Retype each line of the material exactly, please, skipping any picture in it.

--- Data to use ---

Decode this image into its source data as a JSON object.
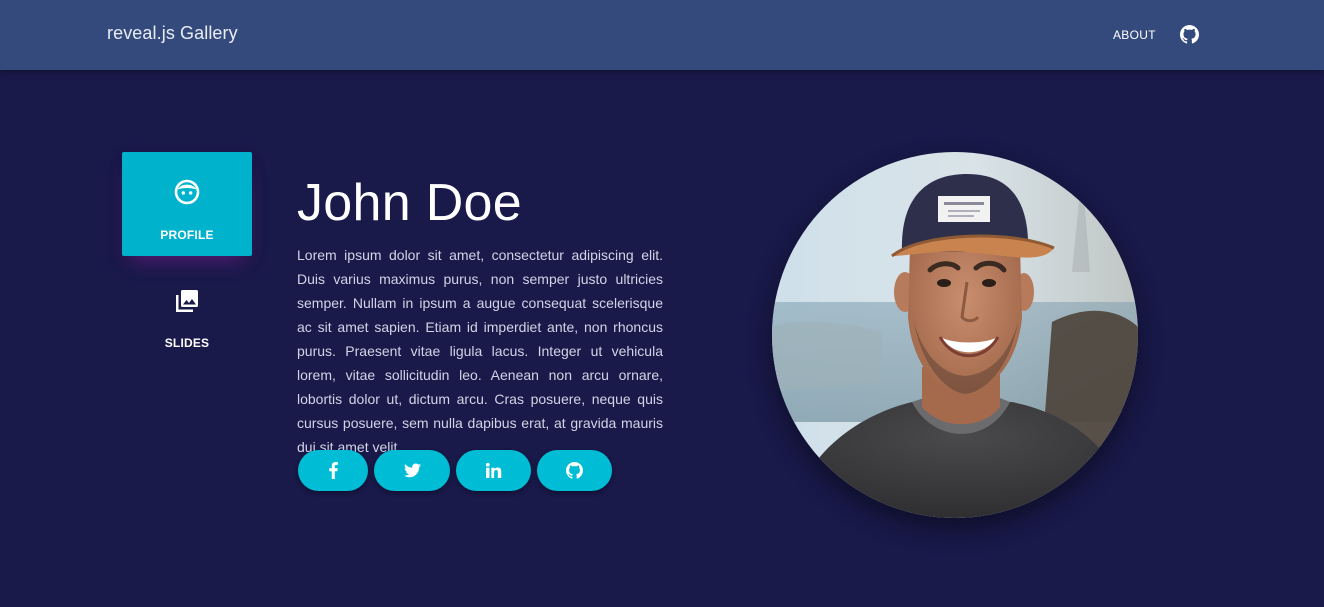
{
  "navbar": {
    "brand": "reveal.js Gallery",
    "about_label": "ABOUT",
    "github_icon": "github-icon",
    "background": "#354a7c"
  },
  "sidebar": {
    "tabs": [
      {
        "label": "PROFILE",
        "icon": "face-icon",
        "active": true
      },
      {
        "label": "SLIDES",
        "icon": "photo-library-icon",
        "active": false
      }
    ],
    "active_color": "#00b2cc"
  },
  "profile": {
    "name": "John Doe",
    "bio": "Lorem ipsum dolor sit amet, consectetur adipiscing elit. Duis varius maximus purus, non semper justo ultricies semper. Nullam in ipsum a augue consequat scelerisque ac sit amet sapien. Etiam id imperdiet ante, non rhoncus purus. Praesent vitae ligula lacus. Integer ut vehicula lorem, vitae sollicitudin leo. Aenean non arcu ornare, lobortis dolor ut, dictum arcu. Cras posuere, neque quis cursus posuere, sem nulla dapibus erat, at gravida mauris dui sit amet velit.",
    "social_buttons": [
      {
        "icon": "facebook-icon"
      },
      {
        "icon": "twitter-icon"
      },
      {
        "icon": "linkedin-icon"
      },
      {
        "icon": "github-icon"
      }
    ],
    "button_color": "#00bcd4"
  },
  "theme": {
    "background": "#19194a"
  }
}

---

### Answer to the task
Decode this image into its source data as a JSON object.
{
  "navbar": {
    "brand": "reveal.js Gallery",
    "about_label": "ABOUT",
    "github_icon": "github-icon",
    "background": "#354a7c"
  },
  "sidebar": {
    "tabs": [
      {
        "label": "PROFILE",
        "icon": "face-icon",
        "active": true
      },
      {
        "label": "SLIDES",
        "icon": "photo-library-icon",
        "active": false
      }
    ],
    "active_color": "#00b2cc"
  },
  "profile": {
    "name": "John Doe",
    "bio": "Lorem ipsum dolor sit amet, consectetur adipiscing elit. Duis varius maximus purus, non semper justo ultricies semper. Nullam in ipsum a augue consequat scelerisque ac sit amet sapien. Etiam id imperdiet ante, non rhoncus purus. Praesent vitae ligula lacus. Integer ut vehicula lorem, vitae sollicitudin leo. Aenean non arcu ornare, lobortis dolor ut, dictum arcu. Cras posuere, neque quis cursus posuere, sem nulla dapibus erat, at gravida mauris dui sit amet velit.",
    "social_buttons": [
      {
        "icon": "facebook-icon"
      },
      {
        "icon": "twitter-icon"
      },
      {
        "icon": "linkedin-icon"
      },
      {
        "icon": "github-icon"
      }
    ],
    "button_color": "#00bcd4"
  },
  "theme": {
    "background": "#19194a"
  }
}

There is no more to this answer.